╭─ ENTRIES SUPPLIED

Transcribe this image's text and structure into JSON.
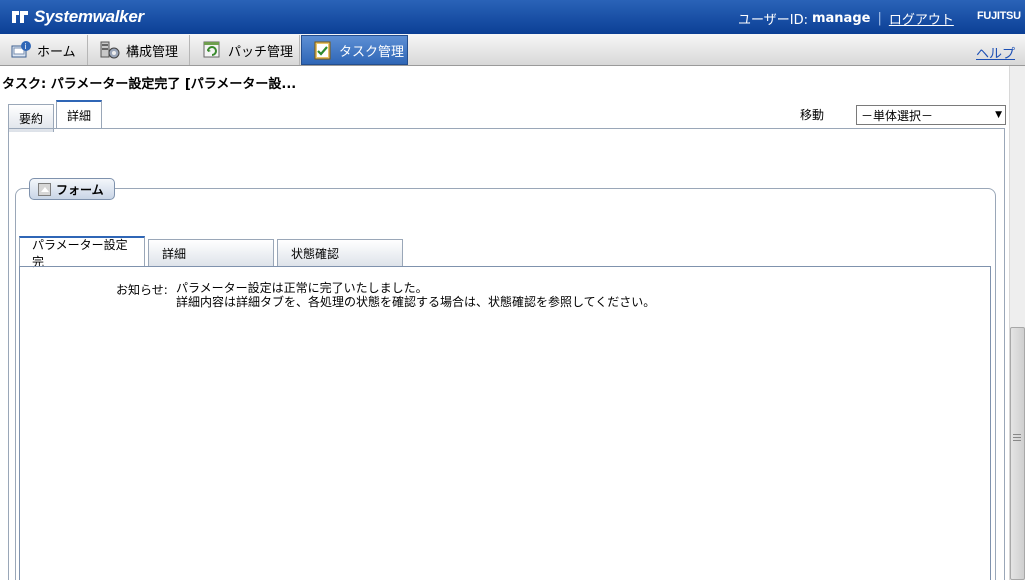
{
  "header": {
    "brand": "Systemwalker",
    "user_label": "ユーザーID:",
    "user_name": "manage",
    "separator": "|",
    "logout": "ログアウト",
    "vendor": "FUJITSU"
  },
  "nav": {
    "items": [
      {
        "label": "ホーム",
        "icon": "home-icon"
      },
      {
        "label": "構成管理",
        "icon": "configuration-icon"
      },
      {
        "label": "パッチ管理",
        "icon": "patch-icon"
      },
      {
        "label": "タスク管理",
        "icon": "task-icon"
      }
    ],
    "active_index": 3,
    "help": "ヘルプ"
  },
  "page": {
    "title": "タスク: パラメーター設定完了 [パラメーター設..."
  },
  "main_tabs": {
    "items": [
      {
        "label": "要約"
      },
      {
        "label": "詳細"
      }
    ],
    "active_index": 1
  },
  "move": {
    "label": "移動",
    "select_value": "－単体選択－"
  },
  "form": {
    "legend": "フォーム",
    "subtabs": [
      {
        "label": "パラメーター設定完"
      },
      {
        "label": "詳細"
      },
      {
        "label": "状態確認"
      }
    ],
    "active_subtab": 0,
    "notice_label": "お知らせ:",
    "notice_line1": "パラメーター設定は正常に完了いたしました。",
    "notice_line2": "詳細内容は詳細タブを、各処理の状態を確認する場合は、状態確認を参照してください。"
  },
  "colors": {
    "header_blue": "#0b3f95",
    "active_tab_blue": "#2f66b6",
    "link_blue": "#1c4fb4"
  }
}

╰─

• WRITTEN REQUEST
In the listing, find all lines with the string "icon" and copy them.

• WRITTEN RESPONSE
        "icon": "home-icon"
        "icon": "configuration-icon"
        "icon": "patch-icon"
        "icon": "task-icon"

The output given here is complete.